___ DATASET EXTRACT ___

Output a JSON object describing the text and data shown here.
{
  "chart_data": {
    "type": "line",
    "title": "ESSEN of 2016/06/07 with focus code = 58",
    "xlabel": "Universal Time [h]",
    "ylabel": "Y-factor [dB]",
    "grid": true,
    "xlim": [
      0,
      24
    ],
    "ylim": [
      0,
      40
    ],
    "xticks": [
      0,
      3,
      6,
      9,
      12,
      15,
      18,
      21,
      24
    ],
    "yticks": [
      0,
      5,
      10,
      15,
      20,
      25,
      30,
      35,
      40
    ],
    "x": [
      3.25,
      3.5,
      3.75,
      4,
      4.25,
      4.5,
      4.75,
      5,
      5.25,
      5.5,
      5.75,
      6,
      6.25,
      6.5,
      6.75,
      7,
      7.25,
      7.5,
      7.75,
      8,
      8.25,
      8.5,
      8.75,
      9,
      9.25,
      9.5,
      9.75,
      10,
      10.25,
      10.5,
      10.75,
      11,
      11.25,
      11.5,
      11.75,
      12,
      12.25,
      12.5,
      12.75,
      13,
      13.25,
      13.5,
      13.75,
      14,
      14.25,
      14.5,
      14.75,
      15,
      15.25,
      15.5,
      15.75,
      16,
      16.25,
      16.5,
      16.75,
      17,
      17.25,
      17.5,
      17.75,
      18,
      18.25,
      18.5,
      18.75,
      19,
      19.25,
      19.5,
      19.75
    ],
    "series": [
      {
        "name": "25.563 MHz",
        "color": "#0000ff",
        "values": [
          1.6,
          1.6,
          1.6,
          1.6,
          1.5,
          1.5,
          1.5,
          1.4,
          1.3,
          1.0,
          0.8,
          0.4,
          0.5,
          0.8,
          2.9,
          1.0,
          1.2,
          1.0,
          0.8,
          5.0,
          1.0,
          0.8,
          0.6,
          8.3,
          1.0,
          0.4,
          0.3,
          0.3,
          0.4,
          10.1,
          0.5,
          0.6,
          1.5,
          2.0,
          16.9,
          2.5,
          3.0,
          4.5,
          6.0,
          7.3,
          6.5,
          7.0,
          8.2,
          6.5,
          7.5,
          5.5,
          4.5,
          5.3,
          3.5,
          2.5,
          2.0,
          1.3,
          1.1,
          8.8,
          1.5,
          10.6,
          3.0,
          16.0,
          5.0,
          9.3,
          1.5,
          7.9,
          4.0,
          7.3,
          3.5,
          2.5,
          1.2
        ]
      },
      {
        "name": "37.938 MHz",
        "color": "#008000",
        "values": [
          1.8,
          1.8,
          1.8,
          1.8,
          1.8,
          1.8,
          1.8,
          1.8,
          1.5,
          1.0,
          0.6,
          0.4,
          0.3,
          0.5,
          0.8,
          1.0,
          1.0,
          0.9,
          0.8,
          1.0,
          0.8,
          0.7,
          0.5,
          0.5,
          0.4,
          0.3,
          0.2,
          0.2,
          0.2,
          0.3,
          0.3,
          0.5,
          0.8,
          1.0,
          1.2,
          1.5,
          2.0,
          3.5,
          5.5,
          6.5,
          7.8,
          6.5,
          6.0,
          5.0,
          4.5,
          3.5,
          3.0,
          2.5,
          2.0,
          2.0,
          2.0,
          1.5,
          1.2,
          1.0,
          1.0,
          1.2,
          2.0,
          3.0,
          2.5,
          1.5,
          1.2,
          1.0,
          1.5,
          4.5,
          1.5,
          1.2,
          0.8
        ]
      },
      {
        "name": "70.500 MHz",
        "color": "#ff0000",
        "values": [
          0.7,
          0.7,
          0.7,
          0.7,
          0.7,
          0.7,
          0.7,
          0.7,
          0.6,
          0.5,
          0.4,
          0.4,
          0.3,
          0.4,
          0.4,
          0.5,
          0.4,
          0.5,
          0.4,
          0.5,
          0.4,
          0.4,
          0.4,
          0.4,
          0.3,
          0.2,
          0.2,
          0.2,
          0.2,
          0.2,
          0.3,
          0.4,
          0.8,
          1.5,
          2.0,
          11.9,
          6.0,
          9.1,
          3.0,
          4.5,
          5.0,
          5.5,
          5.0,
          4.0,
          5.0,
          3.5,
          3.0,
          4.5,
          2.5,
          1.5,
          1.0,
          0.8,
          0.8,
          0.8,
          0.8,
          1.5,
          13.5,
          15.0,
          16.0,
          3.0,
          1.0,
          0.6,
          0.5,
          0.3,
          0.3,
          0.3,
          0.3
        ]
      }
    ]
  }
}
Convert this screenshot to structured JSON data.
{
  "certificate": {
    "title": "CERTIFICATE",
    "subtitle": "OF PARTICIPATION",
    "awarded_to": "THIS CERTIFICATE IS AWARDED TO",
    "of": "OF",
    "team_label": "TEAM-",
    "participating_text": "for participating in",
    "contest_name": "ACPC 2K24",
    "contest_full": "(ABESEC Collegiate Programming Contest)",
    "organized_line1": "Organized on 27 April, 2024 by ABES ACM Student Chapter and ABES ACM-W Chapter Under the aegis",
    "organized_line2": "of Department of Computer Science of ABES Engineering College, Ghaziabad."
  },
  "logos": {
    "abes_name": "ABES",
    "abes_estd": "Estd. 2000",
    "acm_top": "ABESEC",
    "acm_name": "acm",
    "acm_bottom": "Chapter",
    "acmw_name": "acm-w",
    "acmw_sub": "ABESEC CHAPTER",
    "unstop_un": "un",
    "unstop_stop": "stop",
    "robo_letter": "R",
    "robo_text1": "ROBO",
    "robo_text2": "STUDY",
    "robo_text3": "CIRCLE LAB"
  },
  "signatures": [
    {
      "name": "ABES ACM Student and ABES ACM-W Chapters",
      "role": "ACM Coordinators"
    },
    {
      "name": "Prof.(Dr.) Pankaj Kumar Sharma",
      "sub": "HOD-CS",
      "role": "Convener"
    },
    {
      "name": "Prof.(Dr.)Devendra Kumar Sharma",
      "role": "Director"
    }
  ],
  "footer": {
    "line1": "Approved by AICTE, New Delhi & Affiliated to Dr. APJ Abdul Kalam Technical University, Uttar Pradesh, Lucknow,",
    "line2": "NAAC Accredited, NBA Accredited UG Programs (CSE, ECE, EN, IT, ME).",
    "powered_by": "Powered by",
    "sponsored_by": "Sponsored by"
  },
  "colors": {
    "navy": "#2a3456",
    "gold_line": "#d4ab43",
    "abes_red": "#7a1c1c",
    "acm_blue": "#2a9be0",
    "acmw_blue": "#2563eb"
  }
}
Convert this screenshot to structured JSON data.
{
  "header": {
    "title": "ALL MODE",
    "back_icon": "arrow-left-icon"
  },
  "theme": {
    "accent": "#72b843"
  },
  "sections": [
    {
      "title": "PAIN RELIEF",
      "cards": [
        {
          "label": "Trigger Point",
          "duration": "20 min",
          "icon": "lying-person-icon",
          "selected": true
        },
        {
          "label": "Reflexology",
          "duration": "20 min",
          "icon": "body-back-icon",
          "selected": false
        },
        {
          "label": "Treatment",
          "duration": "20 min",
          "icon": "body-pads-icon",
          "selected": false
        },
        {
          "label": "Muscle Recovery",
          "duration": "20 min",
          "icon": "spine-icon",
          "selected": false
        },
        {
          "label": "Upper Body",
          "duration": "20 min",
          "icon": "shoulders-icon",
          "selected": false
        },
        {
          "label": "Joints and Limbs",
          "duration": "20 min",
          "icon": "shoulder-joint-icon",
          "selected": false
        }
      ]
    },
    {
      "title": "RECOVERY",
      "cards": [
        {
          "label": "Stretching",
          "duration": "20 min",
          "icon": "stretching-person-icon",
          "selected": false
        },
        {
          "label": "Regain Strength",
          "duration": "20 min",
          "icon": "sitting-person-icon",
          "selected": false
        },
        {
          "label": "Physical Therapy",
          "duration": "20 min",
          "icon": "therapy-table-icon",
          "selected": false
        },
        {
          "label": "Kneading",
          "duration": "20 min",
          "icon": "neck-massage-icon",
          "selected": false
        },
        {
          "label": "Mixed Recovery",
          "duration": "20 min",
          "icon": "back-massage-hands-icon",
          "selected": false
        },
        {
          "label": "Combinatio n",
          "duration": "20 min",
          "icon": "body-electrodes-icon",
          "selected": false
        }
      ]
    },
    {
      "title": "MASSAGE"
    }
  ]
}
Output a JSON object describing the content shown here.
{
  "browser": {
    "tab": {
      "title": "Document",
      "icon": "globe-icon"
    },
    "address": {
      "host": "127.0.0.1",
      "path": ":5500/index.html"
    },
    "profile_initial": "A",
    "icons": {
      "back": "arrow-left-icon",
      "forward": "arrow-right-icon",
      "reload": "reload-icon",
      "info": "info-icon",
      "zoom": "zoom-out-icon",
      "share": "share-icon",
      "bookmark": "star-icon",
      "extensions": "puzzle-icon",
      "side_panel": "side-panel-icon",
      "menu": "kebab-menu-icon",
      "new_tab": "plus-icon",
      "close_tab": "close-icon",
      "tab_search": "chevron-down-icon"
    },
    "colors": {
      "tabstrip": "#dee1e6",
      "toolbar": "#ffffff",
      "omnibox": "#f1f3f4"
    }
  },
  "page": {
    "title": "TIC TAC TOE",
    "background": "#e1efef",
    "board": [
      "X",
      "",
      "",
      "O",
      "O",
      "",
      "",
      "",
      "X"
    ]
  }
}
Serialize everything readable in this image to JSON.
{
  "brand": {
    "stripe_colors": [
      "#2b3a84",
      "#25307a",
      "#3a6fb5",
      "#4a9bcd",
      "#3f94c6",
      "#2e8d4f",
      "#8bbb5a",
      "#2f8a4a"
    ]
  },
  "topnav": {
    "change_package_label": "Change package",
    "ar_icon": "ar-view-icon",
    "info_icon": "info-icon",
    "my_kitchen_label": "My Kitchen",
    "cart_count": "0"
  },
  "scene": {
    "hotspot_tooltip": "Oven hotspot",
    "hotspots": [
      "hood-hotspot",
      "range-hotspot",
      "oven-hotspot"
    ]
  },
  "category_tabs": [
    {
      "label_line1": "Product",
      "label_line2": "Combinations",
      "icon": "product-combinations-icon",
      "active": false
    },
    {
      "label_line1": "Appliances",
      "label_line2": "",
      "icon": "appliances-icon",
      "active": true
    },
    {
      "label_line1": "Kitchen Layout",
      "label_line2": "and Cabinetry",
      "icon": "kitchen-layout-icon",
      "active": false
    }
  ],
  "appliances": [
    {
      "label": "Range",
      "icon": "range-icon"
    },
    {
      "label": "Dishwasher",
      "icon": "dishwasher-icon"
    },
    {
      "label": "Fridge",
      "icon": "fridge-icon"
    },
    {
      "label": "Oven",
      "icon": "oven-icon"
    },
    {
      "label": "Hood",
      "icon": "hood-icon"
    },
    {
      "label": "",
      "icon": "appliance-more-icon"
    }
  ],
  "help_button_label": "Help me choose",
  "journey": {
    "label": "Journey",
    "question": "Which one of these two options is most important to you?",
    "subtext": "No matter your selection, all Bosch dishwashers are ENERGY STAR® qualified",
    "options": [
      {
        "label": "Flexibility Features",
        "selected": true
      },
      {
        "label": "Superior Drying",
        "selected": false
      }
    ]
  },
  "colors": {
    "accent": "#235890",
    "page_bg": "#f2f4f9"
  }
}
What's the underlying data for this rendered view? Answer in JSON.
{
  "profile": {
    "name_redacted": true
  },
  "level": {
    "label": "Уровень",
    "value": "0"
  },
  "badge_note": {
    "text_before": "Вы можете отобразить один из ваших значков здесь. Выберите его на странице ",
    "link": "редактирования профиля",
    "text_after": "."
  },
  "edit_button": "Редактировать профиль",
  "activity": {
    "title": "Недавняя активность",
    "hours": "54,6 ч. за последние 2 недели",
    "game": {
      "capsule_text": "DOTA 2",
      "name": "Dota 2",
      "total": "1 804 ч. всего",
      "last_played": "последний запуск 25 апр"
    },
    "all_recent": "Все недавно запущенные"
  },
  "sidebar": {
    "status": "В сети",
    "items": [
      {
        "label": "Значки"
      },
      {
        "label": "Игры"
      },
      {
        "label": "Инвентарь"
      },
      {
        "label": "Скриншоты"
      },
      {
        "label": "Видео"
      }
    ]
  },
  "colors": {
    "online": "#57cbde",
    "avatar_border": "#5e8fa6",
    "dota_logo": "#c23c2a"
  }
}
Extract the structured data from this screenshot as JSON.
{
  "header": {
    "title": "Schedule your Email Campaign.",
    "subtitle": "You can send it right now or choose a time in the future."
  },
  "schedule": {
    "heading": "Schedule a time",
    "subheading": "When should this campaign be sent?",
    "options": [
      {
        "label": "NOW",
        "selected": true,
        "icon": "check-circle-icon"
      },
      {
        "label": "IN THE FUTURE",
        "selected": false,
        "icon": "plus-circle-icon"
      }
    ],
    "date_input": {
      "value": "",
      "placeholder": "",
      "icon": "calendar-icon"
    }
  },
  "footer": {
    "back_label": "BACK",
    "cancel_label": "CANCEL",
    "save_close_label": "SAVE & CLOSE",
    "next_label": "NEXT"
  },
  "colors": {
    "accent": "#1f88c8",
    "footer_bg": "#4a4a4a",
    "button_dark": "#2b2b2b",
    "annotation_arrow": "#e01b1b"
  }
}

___

§ **THE REQUEST**: Check each line of the records for the word "your" and extract those that contain it.

§ **SOLUTION TO THIS EXERCISE**:
    "subtext": "No matter your selection, all Bosch dishwashers are ENERGY STAR® qualified",
    "title": "Schedule your Email Campaign.",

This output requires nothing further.